Extract each line of the data below exactly as written.

(Stored records)
========================================

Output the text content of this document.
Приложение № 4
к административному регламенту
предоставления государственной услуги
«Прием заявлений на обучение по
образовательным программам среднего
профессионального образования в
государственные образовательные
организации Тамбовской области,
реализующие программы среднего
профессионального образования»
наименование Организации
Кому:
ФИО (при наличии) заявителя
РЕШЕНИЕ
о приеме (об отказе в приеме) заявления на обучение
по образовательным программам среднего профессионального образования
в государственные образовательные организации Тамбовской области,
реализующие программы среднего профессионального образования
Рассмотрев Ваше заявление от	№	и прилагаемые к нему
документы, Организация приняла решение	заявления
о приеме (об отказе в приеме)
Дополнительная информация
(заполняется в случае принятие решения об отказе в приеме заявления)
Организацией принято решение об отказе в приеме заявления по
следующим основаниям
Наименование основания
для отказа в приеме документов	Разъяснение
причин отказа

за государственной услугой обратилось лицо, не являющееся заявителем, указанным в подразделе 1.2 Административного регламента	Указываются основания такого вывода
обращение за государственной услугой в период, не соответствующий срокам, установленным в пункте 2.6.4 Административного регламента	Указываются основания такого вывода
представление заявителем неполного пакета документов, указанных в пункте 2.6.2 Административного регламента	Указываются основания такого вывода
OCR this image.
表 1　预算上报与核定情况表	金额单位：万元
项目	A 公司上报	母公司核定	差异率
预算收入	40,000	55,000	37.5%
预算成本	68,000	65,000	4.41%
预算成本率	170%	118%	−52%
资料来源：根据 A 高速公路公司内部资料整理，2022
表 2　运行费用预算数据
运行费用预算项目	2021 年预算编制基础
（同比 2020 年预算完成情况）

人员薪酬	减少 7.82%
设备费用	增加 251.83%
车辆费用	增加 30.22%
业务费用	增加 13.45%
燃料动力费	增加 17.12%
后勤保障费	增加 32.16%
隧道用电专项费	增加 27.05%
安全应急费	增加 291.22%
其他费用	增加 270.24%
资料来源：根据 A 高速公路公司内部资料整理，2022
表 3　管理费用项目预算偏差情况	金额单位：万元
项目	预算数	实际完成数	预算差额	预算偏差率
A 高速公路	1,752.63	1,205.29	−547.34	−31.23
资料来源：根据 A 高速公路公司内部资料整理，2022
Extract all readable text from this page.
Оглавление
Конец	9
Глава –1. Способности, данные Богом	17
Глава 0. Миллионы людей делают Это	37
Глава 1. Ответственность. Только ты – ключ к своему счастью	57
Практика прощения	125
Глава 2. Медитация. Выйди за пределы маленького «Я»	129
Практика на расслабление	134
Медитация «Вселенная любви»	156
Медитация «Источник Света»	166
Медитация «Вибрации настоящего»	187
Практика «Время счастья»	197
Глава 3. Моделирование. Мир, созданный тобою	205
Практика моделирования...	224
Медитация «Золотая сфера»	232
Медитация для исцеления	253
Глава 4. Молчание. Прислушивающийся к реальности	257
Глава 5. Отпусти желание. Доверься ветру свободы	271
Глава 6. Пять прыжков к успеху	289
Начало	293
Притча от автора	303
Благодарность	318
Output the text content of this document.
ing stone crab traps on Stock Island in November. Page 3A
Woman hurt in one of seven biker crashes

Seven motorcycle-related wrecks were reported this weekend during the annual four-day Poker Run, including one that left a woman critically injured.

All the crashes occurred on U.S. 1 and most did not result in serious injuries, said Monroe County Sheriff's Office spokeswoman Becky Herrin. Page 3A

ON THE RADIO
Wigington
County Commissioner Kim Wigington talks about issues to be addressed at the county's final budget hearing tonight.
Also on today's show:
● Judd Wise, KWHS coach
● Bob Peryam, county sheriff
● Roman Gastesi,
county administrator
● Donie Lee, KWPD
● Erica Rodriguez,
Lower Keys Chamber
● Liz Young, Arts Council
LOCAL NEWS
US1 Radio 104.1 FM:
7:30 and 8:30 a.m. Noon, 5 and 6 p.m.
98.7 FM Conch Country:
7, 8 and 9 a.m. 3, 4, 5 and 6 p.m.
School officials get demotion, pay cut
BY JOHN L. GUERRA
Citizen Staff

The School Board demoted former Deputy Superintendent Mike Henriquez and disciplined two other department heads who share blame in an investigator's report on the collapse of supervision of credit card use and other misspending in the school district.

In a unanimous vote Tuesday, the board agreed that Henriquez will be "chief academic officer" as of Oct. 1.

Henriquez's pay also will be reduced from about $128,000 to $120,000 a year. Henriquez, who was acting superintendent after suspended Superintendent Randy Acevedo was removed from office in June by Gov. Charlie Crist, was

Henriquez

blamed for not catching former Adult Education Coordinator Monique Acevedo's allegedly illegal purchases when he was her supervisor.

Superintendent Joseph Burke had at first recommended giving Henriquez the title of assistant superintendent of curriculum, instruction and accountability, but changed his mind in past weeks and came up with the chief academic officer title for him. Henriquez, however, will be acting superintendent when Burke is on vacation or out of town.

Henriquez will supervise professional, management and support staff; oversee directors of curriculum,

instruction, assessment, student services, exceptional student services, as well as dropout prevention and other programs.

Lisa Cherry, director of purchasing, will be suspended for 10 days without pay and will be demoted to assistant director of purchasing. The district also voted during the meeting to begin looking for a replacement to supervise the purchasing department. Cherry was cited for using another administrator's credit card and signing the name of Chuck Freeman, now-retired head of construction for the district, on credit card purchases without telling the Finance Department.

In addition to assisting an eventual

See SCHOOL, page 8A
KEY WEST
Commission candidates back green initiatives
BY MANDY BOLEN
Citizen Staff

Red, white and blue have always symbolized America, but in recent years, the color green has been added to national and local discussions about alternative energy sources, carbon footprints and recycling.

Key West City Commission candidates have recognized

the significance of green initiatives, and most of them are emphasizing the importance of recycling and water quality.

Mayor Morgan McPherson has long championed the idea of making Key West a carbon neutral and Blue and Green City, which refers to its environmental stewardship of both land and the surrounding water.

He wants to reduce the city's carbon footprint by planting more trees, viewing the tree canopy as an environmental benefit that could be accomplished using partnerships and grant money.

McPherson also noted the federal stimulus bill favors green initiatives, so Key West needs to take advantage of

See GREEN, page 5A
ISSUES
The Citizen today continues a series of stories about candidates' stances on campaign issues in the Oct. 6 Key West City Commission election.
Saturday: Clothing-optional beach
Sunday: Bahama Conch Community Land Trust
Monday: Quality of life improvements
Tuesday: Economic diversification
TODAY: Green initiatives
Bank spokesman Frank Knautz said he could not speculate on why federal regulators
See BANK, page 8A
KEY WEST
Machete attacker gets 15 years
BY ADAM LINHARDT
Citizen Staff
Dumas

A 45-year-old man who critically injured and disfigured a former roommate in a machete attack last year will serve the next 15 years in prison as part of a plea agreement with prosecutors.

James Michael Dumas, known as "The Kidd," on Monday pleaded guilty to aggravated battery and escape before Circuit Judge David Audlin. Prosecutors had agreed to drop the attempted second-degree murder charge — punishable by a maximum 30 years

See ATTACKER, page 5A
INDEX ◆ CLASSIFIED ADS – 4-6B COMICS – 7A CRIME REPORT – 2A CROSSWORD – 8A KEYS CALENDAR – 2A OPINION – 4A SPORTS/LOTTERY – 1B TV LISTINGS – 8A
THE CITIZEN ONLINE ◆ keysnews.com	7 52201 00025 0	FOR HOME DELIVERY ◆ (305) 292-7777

========================================

• Solution below:
Output the text content of this document.
Приложение № 4
к административному регламенту
предоставления государственной услуги
«Прием заявлений на обучение по
образовательным программам среднего
профессионального образования в
государственные образовательные
организации Тамбовской области,
реализующие программы среднего
профессионального образования»
наименование Организации
Кому:
ФИО (при наличии) заявителя
РЕШЕНИЕ
о приеме (об отказе в приеме) заявления на обучение
по образовательным программам среднего профессионального образования
в государственные образовательные организации Тамбовской области,
реализующие программы среднего профессионального образования
Рассмотрев Ваше заявление от	№	и прилагаемые к нему
документы, Организация приняла решение	заявления
о приеме (об отказе в приеме)
Дополнительная информация
(заполняется в случае принятие решения об отказе в приеме заявления)
Организацией принято решение об отказе в приеме заявления по
следующим основаниям
Наименование основания
для отказа в приеме документов	Разъяснение
причин отказа

за государственной услугой обратилось лицо, не являющееся заявителем, указанным в подразделе 1.2 Административного регламента	Указываются основания такого вывода
обращение за государственной услугой в период, не соответствующий срокам, установленным в пункте 2.6.4 Административного регламента	Указываются основания такого вывода
представление заявителем неполного пакета документов, указанных в пункте 2.6.2 Административного регламента	Указываются основания такого вывода
OCR this image.
表 1　预算上报与核定情况表	金额单位：万元
项目	A 公司上报	母公司核定	差异率
预算收入	40,000	55,000	37.5%
预算成本	68,000	65,000	4.41%
预算成本率	170%	118%	−52%
资料来源：根据 A 高速公路公司内部资料整理，2022
表 2　运行费用预算数据
运行费用预算项目	2021 年预算编制基础
（同比 2020 年预算完成情况）

人员薪酬	减少 7.82%
设备费用	增加 251.83%
车辆费用	增加 30.22%
业务费用	增加 13.45%
燃料动力费	增加 17.12%
后勤保障费	增加 32.16%
隧道用电专项费	增加 27.05%
安全应急费	增加 291.22%
其他费用	增加 270.24%
资料来源：根据 A 高速公路公司内部资料整理，2022
表 3　管理费用项目预算偏差情况	金额单位：万元
项目	预算数	实际完成数	预算差额	预算偏差率
A 高速公路	1,752.63	1,205.29	−547.34	−31.23
资料来源：根据 A 高速公路公司内部资料整理，2022
Extract all readable text from this page.
Оглавление
Конец	9
Глава –1. Способности, данные Богом	17
Глава 0. Миллионы людей делают Это	37
Глава 1. Ответственность. Только ты – ключ к своему счастью	57
Практика прощения	125
Глава 2. Медитация. Выйди за пределы маленького «Я»	129
Практика на расслабление	134
Медитация «Вселенная любви»	156
Медитация «Источник Света»	166
Медитация «Вибрации настоящего»	187
Практика «Время счастья»	197
Глава 3. Моделирование. Мир, созданный тобою	205
Практика моделирования...	224
Медитация «Золотая сфера»	232
Медитация для исцеления	253
Глава 4. Молчание. Прислушивающийся к реальности	257
Глава 5. Отпусти желание. Доверься ветру свободы	271
Глава 6. Пять прыжков к успеху	289
Начало	293
Притча от автора	303
Благодарность	318
Output the text content of this document.
ing stone crab traps on Stock Island in November. Page 3A
Woman hurt in one of seven biker crashes

Seven motorcycle-related wrecks were reported this weekend during the annual four-day Poker Run, including one that left a woman critically injured.

All the crashes occurred on U.S. 1 and most did not result in serious injuries, said Monroe County Sheriff's Office spokeswoman Becky Herrin. Page 3A

ON THE RADIO
Wigington
County Commissioner Kim Wigington talks about issues to be addressed at the county's final budget hearing tonight.
Also on today's show:
● Judd Wise, KWHS coach
● Bob Peryam, county sheriff
● Roman Gastesi,
county administrator
● Donie Lee, KWPD
● Erica Rodriguez,
Lower Keys Chamber
● Liz Young, Arts Council
LOCAL NEWS
US1 Radio 104.1 FM:
7:30 and 8:30 a.m. Noon, 5 and 6 p.m.
98.7 FM Conch Country:
7, 8 and 9 a.m. 3, 4, 5 and 6 p.m.
School officials get demotion, pay cut
BY JOHN L. GUERRA
Citizen Staff

The School Board demoted former Deputy Superintendent Mike Henriquez and disciplined two other department heads who share blame in an investigator's report on the collapse of supervision of credit card use and other misspending in the school district.

In a unanimous vote Tuesday, the board agreed that Henriquez will be "chief academic officer" as of Oct. 1.

Henriquez's pay also will be reduced from about $128,000 to $120,000 a year. Henriquez, who was acting superintendent after suspended Superintendent Randy Acevedo was removed from office in June by Gov. Charlie Crist, was

Henriquez

blamed for not catching former Adult Education Coordinator Monique Acevedo's allegedly illegal purchases when he was her supervisor.

Superintendent Joseph Burke had at first recommended giving Henriquez the title of assistant superintendent of curriculum, instruction and accountability, but changed his mind in past weeks and came up with the chief academic officer title for him. Henriquez, however, will be acting superintendent when Burke is on vacation or out of town.

Henriquez will supervise professional, management and support staff; oversee directors of curriculum,

instruction, assessment, student services, exceptional student services, as well as dropout prevention and other programs.

Lisa Cherry, director of purchasing, will be suspended for 10 days without pay and will be demoted to assistant director of purchasing. The district also voted during the meeting to begin looking for a replacement to supervise the purchasing department. Cherry was cited for using another administrator's credit card and signing the name of Chuck Freeman, now-retired head of construction for the district, on credit card purchases without telling the Finance Department.

In addition to assisting an eventual

See SCHOOL, page 8A
KEY WEST
Commission candidates back green initiatives
BY MANDY BOLEN
Citizen Staff

Red, white and blue have always symbolized America, but in recent years, the color green has been added to national and local discussions about alternative energy sources, carbon footprints and recycling.

Key West City Commission candidates have recognized

the significance of green initiatives, and most of them are emphasizing the importance of recycling and water quality.

Mayor Morgan McPherson has long championed the idea of making Key West a carbon neutral and Blue and Green City, which refers to its environmental stewardship of both land and the surrounding water.

He wants to reduce the city's carbon footprint by planting more trees, viewing the tree canopy as an environmental benefit that could be accomplished using partnerships and grant money.

McPherson also noted the federal stimulus bill favors green initiatives, so Key West needs to take advantage of

See GREEN, page 5A
ISSUES
The Citizen today continues a series of stories about candidates' stances on campaign issues in the Oct. 6 Key West City Commission election.
Saturday: Clothing-optional beach
Sunday: Bahama Conch Community Land Trust
Monday: Quality of life improvements
Tuesday: Economic diversification
TODAY: Green initiatives
Bank spokesman Frank Knautz said he could not speculate on why federal regulators
See BANK, page 8A
KEY WEST
Machete attacker gets 15 years
BY ADAM LINHARDT
Citizen Staff
Dumas

A 45-year-old man who critically injured and disfigured a former roommate in a machete attack last year will serve the next 15 years in prison as part of a plea agreement with prosecutors.

James Michael Dumas, known as "The Kidd," on Monday pleaded guilty to aggravated battery and escape before Circuit Judge David Audlin. Prosecutors had agreed to drop the attempted second-degree murder charge — punishable by a maximum 30 years

See ATTACKER, page 5A
INDEX ◆ CLASSIFIED ADS – 4-6B COMICS – 7A CRIME REPORT – 2A CROSSWORD – 8A KEYS CALENDAR – 2A OPINION – 4A SPORTS/LOTTERY – 1B TV LISTINGS – 8A
THE CITIZEN ONLINE ◆ keysnews.com	7 52201 00025 0	FOR HOME DELIVERY ◆ (305) 292-7777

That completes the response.